_GIVEN REQUEST_:
Without the pictures, set down the records below word for word.

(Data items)
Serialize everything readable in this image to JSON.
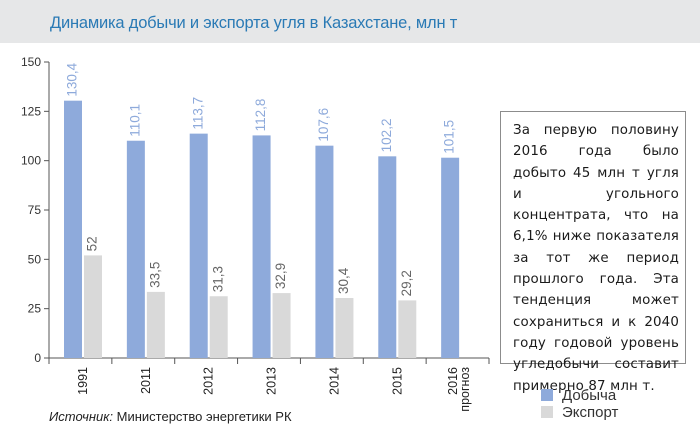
{
  "title": "Динамика добычи и экспорта угля в Казахстане, млн т",
  "note": "За первую половину 2016 года было добыто 45 млн т угля и угольного концентрата, что на 6,1% ниже показателя за тот же период прошлого года. Эта тенденция может сохраниться и к 2040 году годовой уровень угледобычи составит примерно 87 млн т.",
  "source": {
    "prefix": "Источник:",
    "text": "Министерство энергетики РК"
  },
  "legend": [
    {
      "label": "Добыча",
      "color": "#8eaadb"
    },
    {
      "label": "Экспорт",
      "color": "#d9d9d9"
    }
  ],
  "chart_data": {
    "type": "bar",
    "categories": [
      "1991",
      "2011",
      "2012",
      "2013",
      "2014",
      "2015",
      "2016\nпрогноз"
    ],
    "series": [
      {
        "name": "Добыча",
        "color": "#8eaadb",
        "label_color": "#8eaadb",
        "values": [
          130.4,
          110.1,
          113.7,
          112.8,
          107.6,
          102.2,
          101.5
        ],
        "labels": [
          "130,4",
          "110,1",
          "113,7",
          "112,8",
          "107,6",
          "102,2",
          "101,5"
        ]
      },
      {
        "name": "Экспорт",
        "color": "#d9d9d9",
        "label_color": "#666666",
        "values": [
          52,
          33.5,
          31.3,
          32.9,
          30.4,
          29.2,
          null
        ],
        "labels": [
          "52",
          "33,5",
          "31,3",
          "32,9",
          "30,4",
          "29,2",
          ""
        ]
      }
    ],
    "yticks": [
      0,
      25,
      50,
      75,
      100,
      125,
      150
    ],
    "ylim": [
      0,
      150
    ],
    "grid": false,
    "legend_position": "bottom-right"
  }
}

_SOLUTION TO THIS PROBLEM_:
Serialize everything readable in this image to JSON.
{
  "title": "Динамика добычи и экспорта угля в Казахстане, млн т",
  "note": "За первую половину 2016 года было добыто 45 млн т угля и угольного концентрата, что на 6,1% ниже показателя за тот же период прошлого года. Эта тенденция может сохраниться и к 2040 году годовой уровень угледобычи составит примерно 87 млн т.",
  "source": {
    "prefix": "Источник:",
    "text": "Министерство энергетики РК"
  },
  "legend": [
    {
      "label": "Добыча",
      "color": "#8eaadb"
    },
    {
      "label": "Экспорт",
      "color": "#d9d9d9"
    }
  ],
  "chart_data": {
    "type": "bar",
    "categories": [
      "1991",
      "2011",
      "2012",
      "2013",
      "2014",
      "2015",
      "2016\nпрогноз"
    ],
    "series": [
      {
        "name": "Добыча",
        "color": "#8eaadb",
        "label_color": "#8eaadb",
        "values": [
          130.4,
          110.1,
          113.7,
          112.8,
          107.6,
          102.2,
          101.5
        ],
        "labels": [
          "130,4",
          "110,1",
          "113,7",
          "112,8",
          "107,6",
          "102,2",
          "101,5"
        ]
      },
      {
        "name": "Экспорт",
        "color": "#d9d9d9",
        "label_color": "#666666",
        "values": [
          52,
          33.5,
          31.3,
          32.9,
          30.4,
          29.2,
          null
        ],
        "labels": [
          "52",
          "33,5",
          "31,3",
          "32,9",
          "30,4",
          "29,2",
          ""
        ]
      }
    ],
    "yticks": [
      0,
      25,
      50,
      75,
      100,
      125,
      150
    ],
    "ylim": [
      0,
      150
    ],
    "grid": false,
    "legend_position": "bottom-right"
  }
}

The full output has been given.